## start Data entries

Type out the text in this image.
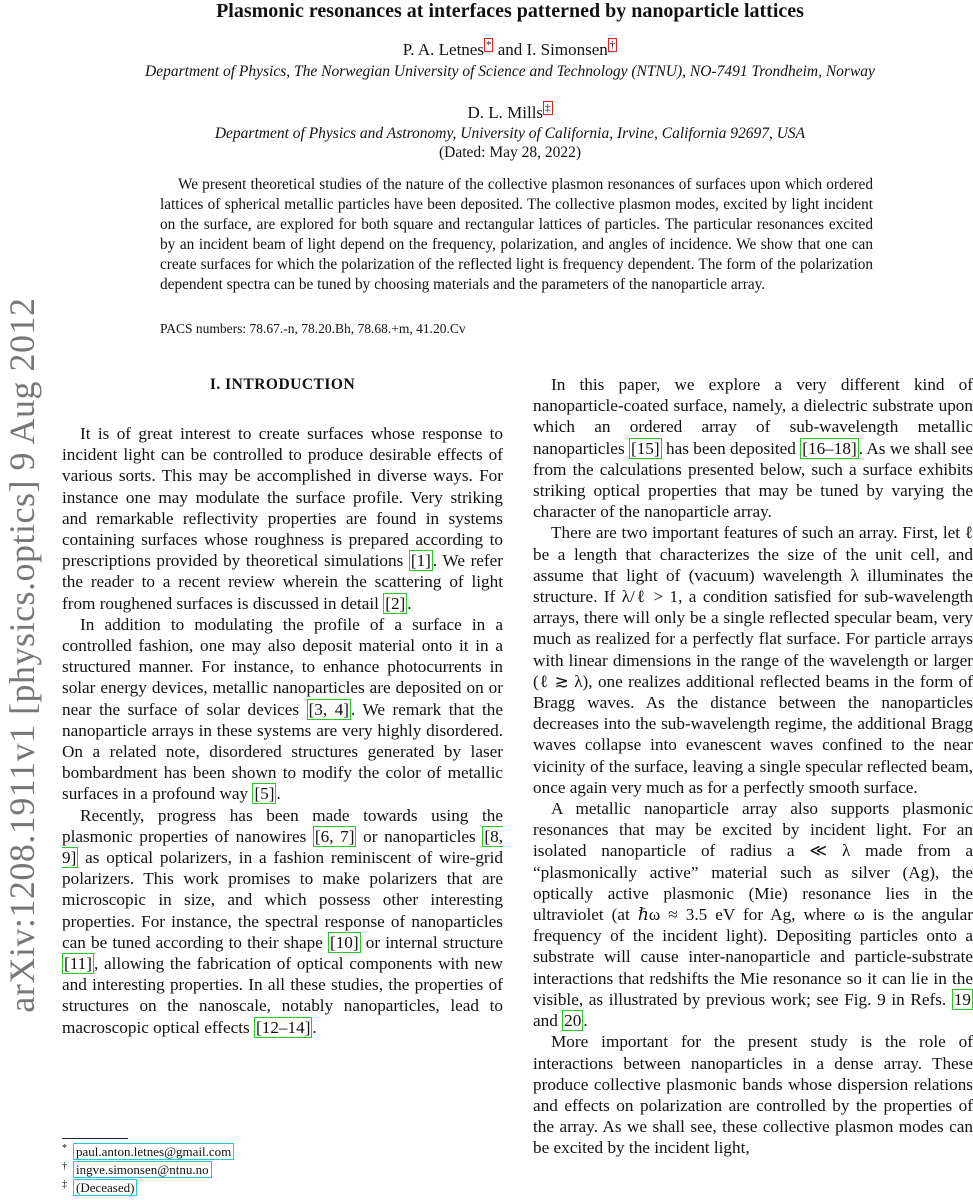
arXiv:1208.1911v1 [physics.optics] 9 Aug 2012
Plasmonic resonances at interfaces patterned by nanoparticle lattices
P. A. Letnes * and I. Simonsen †
Department of Physics, The Norwegian University of Science and Technology (NTNU), NO-7491 Trondheim, Norway
D. L. Mills ‡
Department of Physics and Astronomy, University of California, Irvine, California 92697, USA
(Dated: May 28, 2022)

We present theoretical studies of the nature of the collective plasmon resonances of surfaces upon which ordered lattices of spherical metallic particles have been deposited. The collective plasmon modes, excited by light incident on the surface, are explored for both square and rectangular lattices of particles. The particular resonances excited by an incident beam of light depend on the frequency, polarization, and angles of incidence. We show that one can create surfaces for which the polarization of the reflected light is frequency dependent. The form of the polarization dependent spectra can be tuned by choosing materials and the parameters of the nanoparticle array.

PACS numbers: 78.67.-n, 78.20.Bh, 78.68.+m, 41.20.Cv
I. INTRODUCTION

It is of great interest to create surfaces whose response to incident light can be controlled to produce desirable effects of various sorts. This may be accomplished in diverse ways. For instance one may modulate the surface profile. Very striking and remarkable reflectivity properties are found in systems containing surfaces whose roughness is prepared according to prescriptions provided by theoretical simulations [1] . We refer the reader to a recent review wherein the scattering of light from roughened surfaces is discussed in detail [2] .

In addition to modulating the profile of a surface in a controlled fashion, one may also deposit material onto it in a structured manner. For instance, to enhance photocurrents in solar energy devices, metallic nanoparticles are deposited on or near the surface of solar devices [3, 4] . We remark that the nanoparticle arrays in these systems are very highly disordered. On a related note, disordered structures generated by laser bombardment has been shown to modify the color of metallic surfaces in a profound way [5] .

Recently, progress has been made towards using the plasmonic properties of nanowires [6, 7] or nanoparticles [8, 9] as optical polarizers, in a fashion reminiscent of wire-grid polarizers. This work promises to make polarizers that are microscopic in size, and which possess other interesting properties. For instance, the spectral response of nanoparticles can be tuned according to their shape [10] or internal structure [11] , allowing the fabrication of optical components with new and interesting properties. In all these studies, the properties of structures on the nanoscale, notably nanoparticles, lead to macroscopic optical effects [12–14] .

In this paper, we explore a very different kind of nanoparticle-coated surface, namely, a dielectric substrate upon which an ordered array of sub-wavelength metallic nanoparticles [15] has been deposited [16–18] . As we shall see from the calculations presented below, such a surface exhibits striking optical properties that may be tuned by varying the character of the nanoparticle array.

There are two important features of such an array. First, let ℓ be a length that characterizes the size of the unit cell, and assume that light of (vacuum) wavelength λ illuminates the structure. If λ/ℓ > 1, a condition satisfied for sub-wavelength arrays, there will only be a single reflected specular beam, very much as realized for a perfectly flat surface. For particle arrays with linear dimensions in the range of the wavelength or larger (ℓ ≳ λ), one realizes additional reflected beams in the form of Bragg waves. As the distance between the nanoparticles decreases into the sub-wavelength regime, the additional Bragg waves collapse into evanescent waves confined to the near vicinity of the surface, leaving a single specular reflected beam, once again very much as for a perfectly smooth surface.

A metallic nanoparticle array also supports plasmonic resonances that may be excited by incident light. For an isolated nanoparticle of radius a ≪ λ made from a “plasmonically active” material such as silver (Ag), the optically active plasmonic (Mie) resonance lies in the ultraviolet (at ℏω ≈ 3.5 eV for Ag, where ω is the angular frequency of the incident light). Depositing particles onto a substrate will cause inter-nanoparticle and particle-substrate interactions that redshifts the Mie resonance so it can lie in the visible, as illustrated by previous work; see Fig. 9 in Refs. 19 and 20 .

More important for the present study is the role of interactions between nanoparticles in a dense array. These produce collective plasmonic bands whose dispersion relations and effects on polarization are controlled by the properties of the array. As we shall see, these collective plasmon modes can be excited by the incident light,

* paul.anton.letnes@gmail.com
† ingve.simonsen@ntnu.no
‡ (Deceased)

## end Data entries

_To do_
Copy out the entries verbatim and leave the images out.

_Result of this task_
Type out the text in this image.
arXiv:1208.1911v1 [physics.optics] 9 Aug 2012
Plasmonic resonances at interfaces patterned by nanoparticle lattices
P. A. Letnes * and I. Simonsen †
Department of Physics, The Norwegian University of Science and Technology (NTNU), NO-7491 Trondheim, Norway
D. L. Mills ‡
Department of Physics and Astronomy, University of California, Irvine, California 92697, USA
(Dated: May 28, 2022)

We present theoretical studies of the nature of the collective plasmon resonances of surfaces upon which ordered lattices of spherical metallic particles have been deposited. The collective plasmon modes, excited by light incident on the surface, are explored for both square and rectangular lattices of particles. The particular resonances excited by an incident beam of light depend on the frequency, polarization, and angles of incidence. We show that one can create surfaces for which the polarization of the reflected light is frequency dependent. The form of the polarization dependent spectra can be tuned by choosing materials and the parameters of the nanoparticle array.

PACS numbers: 78.67.-n, 78.20.Bh, 78.68.+m, 41.20.Cv
I. INTRODUCTION

It is of great interest to create surfaces whose response to incident light can be controlled to produce desirable effects of various sorts. This may be accomplished in diverse ways. For instance one may modulate the surface profile. Very striking and remarkable reflectivity properties are found in systems containing surfaces whose roughness is prepared according to prescriptions provided by theoretical simulations [1] . We refer the reader to a recent review wherein the scattering of light from roughened surfaces is discussed in detail [2] .

In addition to modulating the profile of a surface in a controlled fashion, one may also deposit material onto it in a structured manner. For instance, to enhance photocurrents in solar energy devices, metallic nanoparticles are deposited on or near the surface of solar devices [3, 4] . We remark that the nanoparticle arrays in these systems are very highly disordered. On a related note, disordered structures generated by laser bombardment has been shown to modify the color of metallic surfaces in a profound way [5] .

Recently, progress has been made towards using the plasmonic properties of nanowires [6, 7] or nanoparticles [8, 9] as optical polarizers, in a fashion reminiscent of wire-grid polarizers. This work promises to make polarizers that are microscopic in size, and which possess other interesting properties. For instance, the spectral response of nanoparticles can be tuned according to their shape [10] or internal structure [11] , allowing the fabrication of optical components with new and interesting properties. In all these studies, the properties of structures on the nanoscale, notably nanoparticles, lead to macroscopic optical effects [12–14] .

In this paper, we explore a very different kind of nanoparticle-coated surface, namely, a dielectric substrate upon which an ordered array of sub-wavelength metallic nanoparticles [15] has been deposited [16–18] . As we shall see from the calculations presented below, such a surface exhibits striking optical properties that may be tuned by varying the character of the nanoparticle array.

There are two important features of such an array. First, let ℓ be a length that characterizes the size of the unit cell, and assume that light of (vacuum) wavelength λ illuminates the structure. If λ/ℓ > 1, a condition satisfied for sub-wavelength arrays, there will only be a single reflected specular beam, very much as realized for a perfectly flat surface. For particle arrays with linear dimensions in the range of the wavelength or larger (ℓ ≳ λ), one realizes additional reflected beams in the form of Bragg waves. As the distance between the nanoparticles decreases into the sub-wavelength regime, the additional Bragg waves collapse into evanescent waves confined to the near vicinity of the surface, leaving a single specular reflected beam, once again very much as for a perfectly smooth surface.

A metallic nanoparticle array also supports plasmonic resonances that may be excited by incident light. For an isolated nanoparticle of radius a ≪ λ made from a “plasmonically active” material such as silver (Ag), the optically active plasmonic (Mie) resonance lies in the ultraviolet (at ℏω ≈ 3.5 eV for Ag, where ω is the angular frequency of the incident light). Depositing particles onto a substrate will cause inter-nanoparticle and particle-substrate interactions that redshifts the Mie resonance so it can lie in the visible, as illustrated by previous work; see Fig. 9 in Refs. 19 and 20 .

More important for the present study is the role of interactions between nanoparticles in a dense array. These produce collective plasmonic bands whose dispersion relations and effects on polarization are controlled by the properties of the array. As we shall see, these collective plasmon modes can be excited by the incident light,

* paul.anton.letnes@gmail.com
† ingve.simonsen@ntnu.no
‡ (Deceased)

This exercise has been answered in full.